= EXERCISE DETAILS =
Copy each line of the records that contains the word "Serie".

Data entries:
□ □ □ □ □
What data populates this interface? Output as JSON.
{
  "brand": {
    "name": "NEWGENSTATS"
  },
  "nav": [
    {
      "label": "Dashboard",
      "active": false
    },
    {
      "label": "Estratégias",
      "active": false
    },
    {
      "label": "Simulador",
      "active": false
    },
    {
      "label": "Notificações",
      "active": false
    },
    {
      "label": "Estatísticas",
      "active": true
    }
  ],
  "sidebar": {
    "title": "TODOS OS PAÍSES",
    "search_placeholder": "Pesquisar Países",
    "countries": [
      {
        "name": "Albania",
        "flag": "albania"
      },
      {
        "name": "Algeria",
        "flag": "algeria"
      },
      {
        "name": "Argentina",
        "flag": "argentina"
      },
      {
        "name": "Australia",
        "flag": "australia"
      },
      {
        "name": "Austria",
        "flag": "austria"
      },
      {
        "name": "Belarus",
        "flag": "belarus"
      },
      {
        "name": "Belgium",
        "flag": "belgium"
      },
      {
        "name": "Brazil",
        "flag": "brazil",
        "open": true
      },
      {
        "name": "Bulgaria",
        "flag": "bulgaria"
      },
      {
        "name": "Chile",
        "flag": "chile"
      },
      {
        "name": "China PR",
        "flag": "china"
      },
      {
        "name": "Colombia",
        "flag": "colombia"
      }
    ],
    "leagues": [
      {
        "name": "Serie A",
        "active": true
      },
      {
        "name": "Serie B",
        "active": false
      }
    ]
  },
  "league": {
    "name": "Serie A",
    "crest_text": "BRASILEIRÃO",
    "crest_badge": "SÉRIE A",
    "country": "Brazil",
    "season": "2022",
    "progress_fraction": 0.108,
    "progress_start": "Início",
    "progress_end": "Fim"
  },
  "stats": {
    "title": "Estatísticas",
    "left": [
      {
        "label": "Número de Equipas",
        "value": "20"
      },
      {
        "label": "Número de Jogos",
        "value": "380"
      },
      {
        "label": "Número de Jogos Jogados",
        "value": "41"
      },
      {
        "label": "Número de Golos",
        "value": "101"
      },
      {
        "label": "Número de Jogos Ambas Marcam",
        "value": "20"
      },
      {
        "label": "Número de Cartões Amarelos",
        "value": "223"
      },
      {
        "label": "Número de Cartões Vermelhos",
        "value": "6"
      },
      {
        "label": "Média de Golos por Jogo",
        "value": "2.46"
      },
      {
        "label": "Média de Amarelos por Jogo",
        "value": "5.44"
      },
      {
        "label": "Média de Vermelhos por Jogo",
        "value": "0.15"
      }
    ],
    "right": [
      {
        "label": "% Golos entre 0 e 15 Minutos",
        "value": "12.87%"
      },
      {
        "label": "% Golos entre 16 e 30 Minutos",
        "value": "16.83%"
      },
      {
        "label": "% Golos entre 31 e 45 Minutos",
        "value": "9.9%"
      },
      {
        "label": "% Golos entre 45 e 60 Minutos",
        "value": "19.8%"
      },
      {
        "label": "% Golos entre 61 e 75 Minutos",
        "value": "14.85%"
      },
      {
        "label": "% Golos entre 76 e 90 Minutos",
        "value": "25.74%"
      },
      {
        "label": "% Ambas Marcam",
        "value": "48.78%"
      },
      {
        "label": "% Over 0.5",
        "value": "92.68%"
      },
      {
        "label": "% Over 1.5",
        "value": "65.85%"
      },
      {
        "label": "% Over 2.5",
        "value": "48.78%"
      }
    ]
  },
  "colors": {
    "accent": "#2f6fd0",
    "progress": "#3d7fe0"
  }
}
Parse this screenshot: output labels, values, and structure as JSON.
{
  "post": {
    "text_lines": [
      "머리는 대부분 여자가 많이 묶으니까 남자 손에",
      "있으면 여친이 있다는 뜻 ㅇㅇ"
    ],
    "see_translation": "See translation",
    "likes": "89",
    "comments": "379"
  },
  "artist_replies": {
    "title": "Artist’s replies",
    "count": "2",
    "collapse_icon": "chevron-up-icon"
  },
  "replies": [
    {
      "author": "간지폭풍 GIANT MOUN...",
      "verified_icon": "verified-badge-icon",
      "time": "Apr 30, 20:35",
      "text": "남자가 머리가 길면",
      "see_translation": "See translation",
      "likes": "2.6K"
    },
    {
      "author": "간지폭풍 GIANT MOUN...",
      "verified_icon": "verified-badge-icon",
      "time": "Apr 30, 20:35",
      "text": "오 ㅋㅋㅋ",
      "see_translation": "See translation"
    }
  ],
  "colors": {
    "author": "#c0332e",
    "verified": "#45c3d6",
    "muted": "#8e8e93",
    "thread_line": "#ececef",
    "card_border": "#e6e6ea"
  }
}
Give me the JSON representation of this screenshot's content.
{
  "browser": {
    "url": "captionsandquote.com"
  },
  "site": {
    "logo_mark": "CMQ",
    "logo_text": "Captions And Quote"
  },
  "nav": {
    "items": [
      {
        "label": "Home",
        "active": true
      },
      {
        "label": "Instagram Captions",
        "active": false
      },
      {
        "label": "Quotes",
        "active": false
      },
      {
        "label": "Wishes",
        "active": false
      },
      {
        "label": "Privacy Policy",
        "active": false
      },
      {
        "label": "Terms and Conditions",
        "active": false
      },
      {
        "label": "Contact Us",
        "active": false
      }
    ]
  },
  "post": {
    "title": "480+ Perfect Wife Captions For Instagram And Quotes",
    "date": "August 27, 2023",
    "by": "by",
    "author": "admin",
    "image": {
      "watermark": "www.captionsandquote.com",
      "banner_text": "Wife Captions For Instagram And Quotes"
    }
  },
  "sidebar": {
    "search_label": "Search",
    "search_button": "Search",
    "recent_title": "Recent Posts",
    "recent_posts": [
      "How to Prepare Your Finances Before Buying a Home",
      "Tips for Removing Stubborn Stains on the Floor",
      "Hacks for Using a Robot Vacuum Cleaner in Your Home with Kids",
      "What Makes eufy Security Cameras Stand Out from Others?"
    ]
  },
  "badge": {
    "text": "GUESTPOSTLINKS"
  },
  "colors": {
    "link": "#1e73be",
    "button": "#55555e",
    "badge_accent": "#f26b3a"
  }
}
□ □ □ □ □
= RESPONSE TO THE EXERCISE =
        "name": "Serie A",
        "name": "Serie B",
    "name": "Serie A",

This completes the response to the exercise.